**The problem**
Repeat the data that follows, word for word, without the images.

**Recorded data**
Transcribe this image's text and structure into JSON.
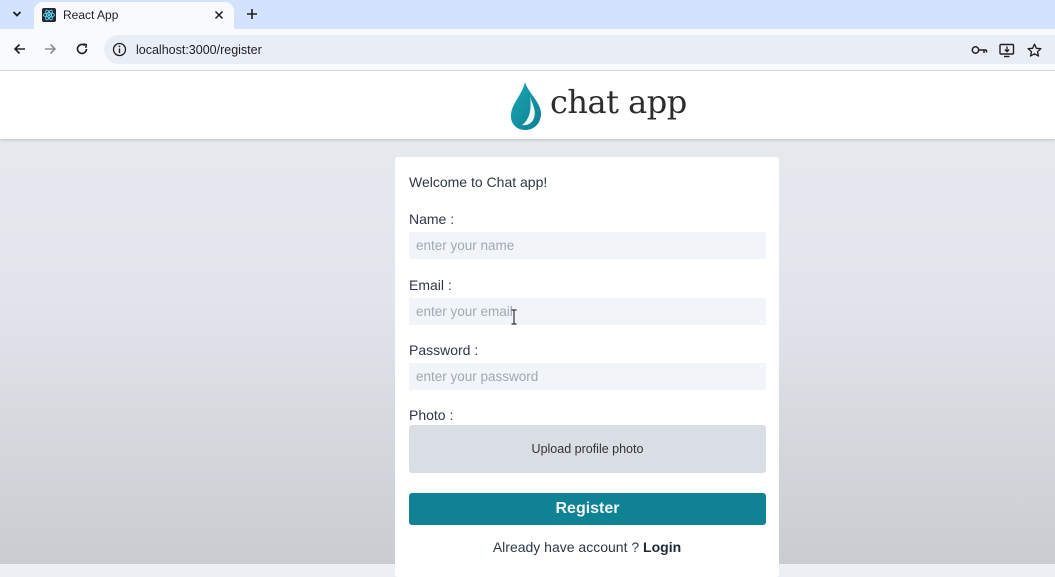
{
  "browser": {
    "tab": {
      "title": "React App",
      "favicon": "react-logo-icon"
    },
    "address": {
      "url": "localhost:3000/register"
    },
    "icons": {
      "tab_menu": "chevron-down-icon",
      "close_tab": "close-icon",
      "new_tab": "plus-icon",
      "back": "arrow-left-icon",
      "forward": "arrow-right-icon",
      "reload": "reload-icon",
      "site_info": "info-icon",
      "passwords": "key-icon",
      "install": "install-app-icon",
      "bookmark": "star-icon"
    }
  },
  "header": {
    "logo_text": "chat app",
    "brand_color": "#1497a8"
  },
  "form": {
    "welcome": "Welcome to Chat app!",
    "name": {
      "label": "Name :",
      "placeholder": "enter your name"
    },
    "email": {
      "label": "Email :",
      "placeholder": "enter your email"
    },
    "password": {
      "label": "Password :",
      "placeholder": "enter your password"
    },
    "photo": {
      "label": "Photo :",
      "upload_text": "Upload profile photo"
    },
    "register_button": "Register",
    "login_prompt": "Already have account ?",
    "login_link": "Login"
  },
  "colors": {
    "accent": "#0f8294",
    "input_bg": "#f1f5f9",
    "upload_bg": "#d9dee4"
  }
}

**Written response**
Transcribe this image's text and structure into JSON.
{
  "browser": {
    "tab": {
      "title": "React App",
      "favicon": "react-logo-icon"
    },
    "address": {
      "url": "localhost:3000/register"
    },
    "icons": {
      "tab_menu": "chevron-down-icon",
      "close_tab": "close-icon",
      "new_tab": "plus-icon",
      "back": "arrow-left-icon",
      "forward": "arrow-right-icon",
      "reload": "reload-icon",
      "site_info": "info-icon",
      "passwords": "key-icon",
      "install": "install-app-icon",
      "bookmark": "star-icon"
    }
  },
  "header": {
    "logo_text": "chat app",
    "brand_color": "#1497a8"
  },
  "form": {
    "welcome": "Welcome to Chat app!",
    "name": {
      "label": "Name :",
      "placeholder": "enter your name"
    },
    "email": {
      "label": "Email :",
      "placeholder": "enter your email"
    },
    "password": {
      "label": "Password :",
      "placeholder": "enter your password"
    },
    "photo": {
      "label": "Photo :",
      "upload_text": "Upload profile photo"
    },
    "register_button": "Register",
    "login_prompt": "Already have account ?",
    "login_link": "Login"
  },
  "colors": {
    "accent": "#0f8294",
    "input_bg": "#f1f5f9",
    "upload_bg": "#d9dee4"
  }
}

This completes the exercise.